Begin

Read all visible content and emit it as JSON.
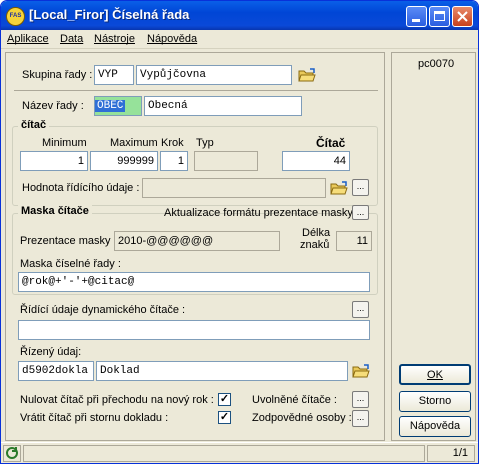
{
  "window": {
    "app_logo": "FAS",
    "title": "[Local_Firor] Číselná řada"
  },
  "menu": [
    "Aplikace",
    "Data",
    "Nástroje",
    "Nápověda"
  ],
  "form_code": "pc0070",
  "group_row": {
    "label": "Skupina řady :",
    "code": "VYP",
    "name": "Vypůjčovna"
  },
  "series_name": {
    "label": "Název řady :",
    "code": "OBEC",
    "name": "Obecná"
  },
  "counter": {
    "title": "čítač",
    "minimum_label": "Minimum",
    "maximum_label": "Maximum",
    "step_label": "Krok",
    "type_label": "Typ",
    "counter_label": "Čítač",
    "minimum": "1",
    "maximum": "999999",
    "step": "1",
    "type": "",
    "counter_value": "44",
    "control_value_label": "Hodnota řídícího údaje :",
    "control_value": ""
  },
  "mask": {
    "title": "Maska čítače",
    "update_label": "Aktualizace formátu prezentace masky",
    "presentation_label": "Prezentace masky :",
    "presentation_value": "2010-@@@@@@",
    "length_label_1": "Délka",
    "length_label_2": "znaků",
    "length_value": "11",
    "series_mask_label": "Maska číselné řady :",
    "series_mask_value": "@rok@+'-'+@citac@",
    "dynamic_label": "Řídící údaje dynamického čítače :",
    "dynamic_value": "",
    "controlled_label": "Řízený údaj:",
    "controlled_code": "d5902dokla",
    "controlled_name": "Doklad"
  },
  "options": {
    "new_year_label": "Nulovat čítač při přechodu na nový rok :",
    "new_year_checked": true,
    "storno_label": "Vrátit čítač při stornu dokladu :",
    "storno_checked": true,
    "released_label": "Uvolněné čítače :",
    "responsible_label": "Zodpovědné osoby :"
  },
  "buttons": {
    "ok": "OK",
    "storno": "Storno",
    "help": "Nápověda"
  },
  "status": {
    "page": "1/1"
  },
  "colors": {
    "code_highlight": "#2f6fd6",
    "code_text": "#ffffff",
    "code_green": "#96e29a"
  }
}
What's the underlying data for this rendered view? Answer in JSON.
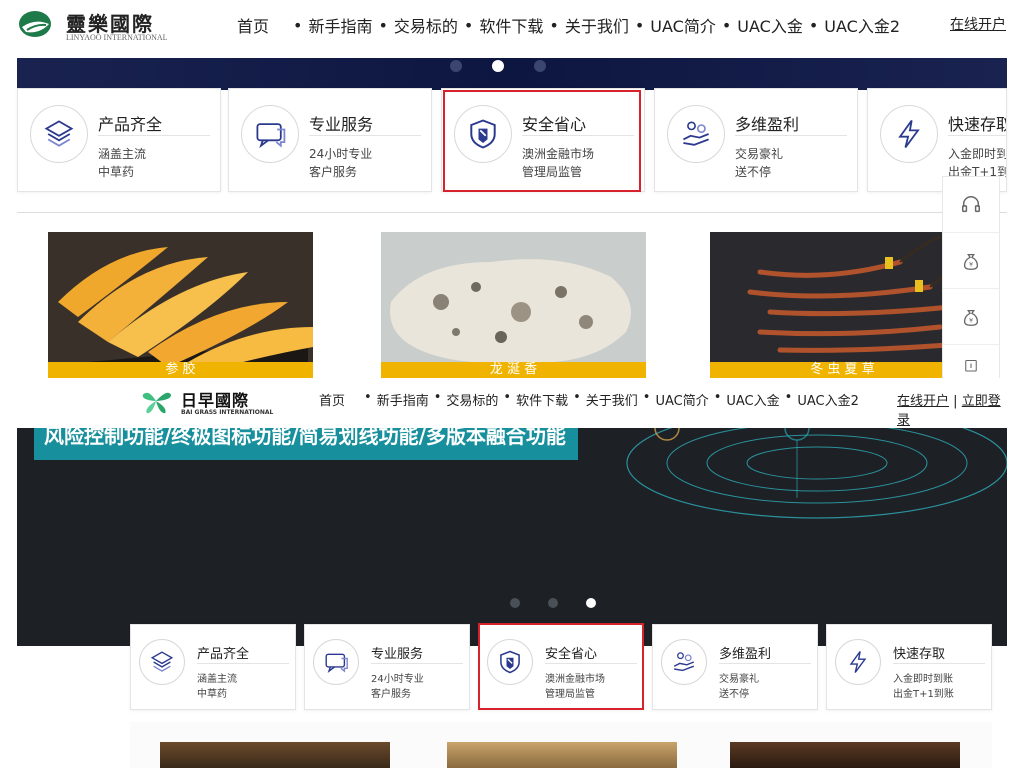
{
  "top": {
    "logo_text": "靈樂國際",
    "logo_sub": "LINYAOO INTERNATIONAL",
    "nav": [
      "首页",
      "新手指南",
      "交易标的",
      "软件下载",
      "关于我们",
      "UAC简介",
      "UAC入金",
      "UAC入金2"
    ],
    "nav_separator": "•",
    "open_account": "在线开户",
    "features": [
      {
        "title": "产品齐全",
        "line1": "涵盖主流",
        "line2": "中草药",
        "icon": "layers-icon"
      },
      {
        "title": "专业服务",
        "line1": "24小时专业",
        "line2": "客户服务",
        "icon": "chat-icon"
      },
      {
        "title": "安全省心",
        "line1": "澳洲金融市场",
        "line2": "管理局监管",
        "icon": "shield-icon"
      },
      {
        "title": "多维盈利",
        "line1": "交易豪礼",
        "line2": "送不停",
        "icon": "hand-coins-icon"
      },
      {
        "title": "快速存取",
        "line1": "入金即时到",
        "line2": "出金T+1到",
        "icon": "lightning-icon"
      }
    ],
    "products": [
      {
        "caption": "参  胶"
      },
      {
        "caption": "龙  涎  香"
      },
      {
        "caption": "冬  虫  夏  草"
      }
    ],
    "side_tools": [
      "headset-icon",
      "money-bag-icon",
      "money-bag-icon",
      "arrow-up-icon"
    ]
  },
  "bottom": {
    "logo_text": "日早國際",
    "logo_sub": "BAI GRASS INTERNATIONAL",
    "nav": [
      "首页",
      "新手指南",
      "交易标的",
      "软件下载",
      "关于我们",
      "UAC简介",
      "UAC入金",
      "UAC入金2"
    ],
    "nav_separator": "•",
    "open_account": "在线开户",
    "login": "立即登录",
    "banner_title": "风险控制功能/终极图标功能/简易划线功能/多版本融合功能",
    "features": [
      {
        "title": "产品齐全",
        "line1": "涵盖主流",
        "line2": "中草药",
        "icon": "layers-icon"
      },
      {
        "title": "专业服务",
        "line1": "24小时专业",
        "line2": "客户服务",
        "icon": "chat-icon"
      },
      {
        "title": "安全省心",
        "line1": "澳洲金融市场",
        "line2": "管理局监管",
        "icon": "shield-icon"
      },
      {
        "title": "多维盈利",
        "line1": "交易豪礼",
        "line2": "送不停",
        "icon": "hand-coins-icon"
      },
      {
        "title": "快速存取",
        "line1": "入金即时到账",
        "line2": "出金T+1到账",
        "icon": "lightning-icon"
      }
    ]
  },
  "colors": {
    "accent_yellow": "#f0b400",
    "highlight_red": "#d8222b",
    "icon_blue": "#2b3a8f",
    "teal_banner": "#178f9c",
    "nav_underline": "#e5a100"
  }
}
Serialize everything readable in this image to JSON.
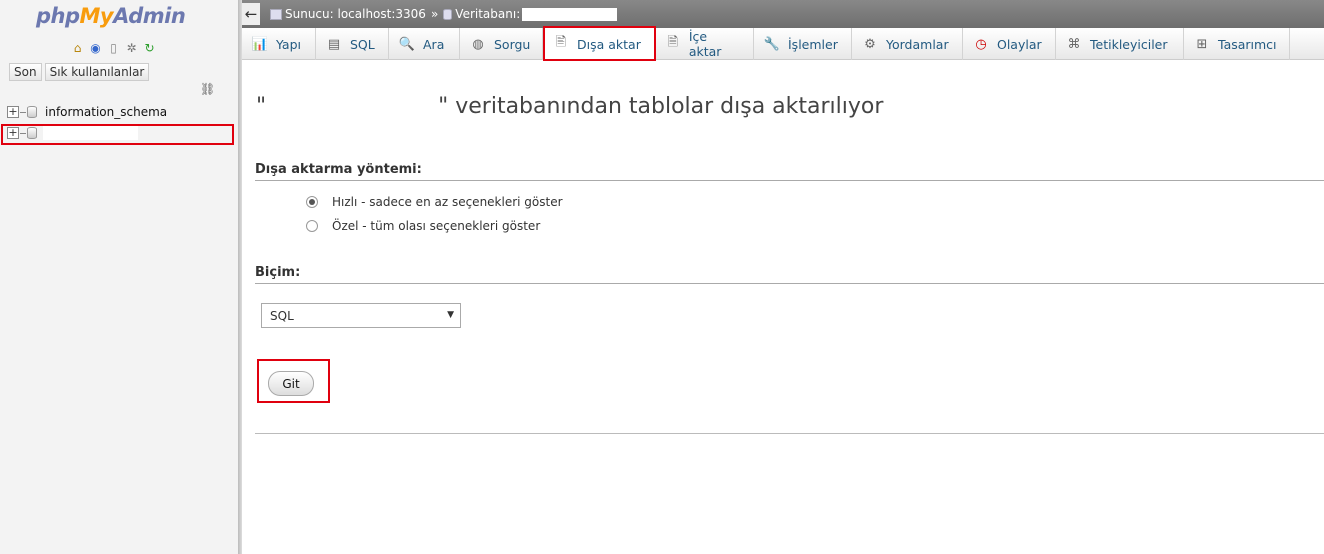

End

Set out every line from the material that contains the string "JSON".

Read all visible content and emit it as JSON.
What's the underlying data for this rendered view? Answer in JSON.
Serialize everything readable in this image to JSON.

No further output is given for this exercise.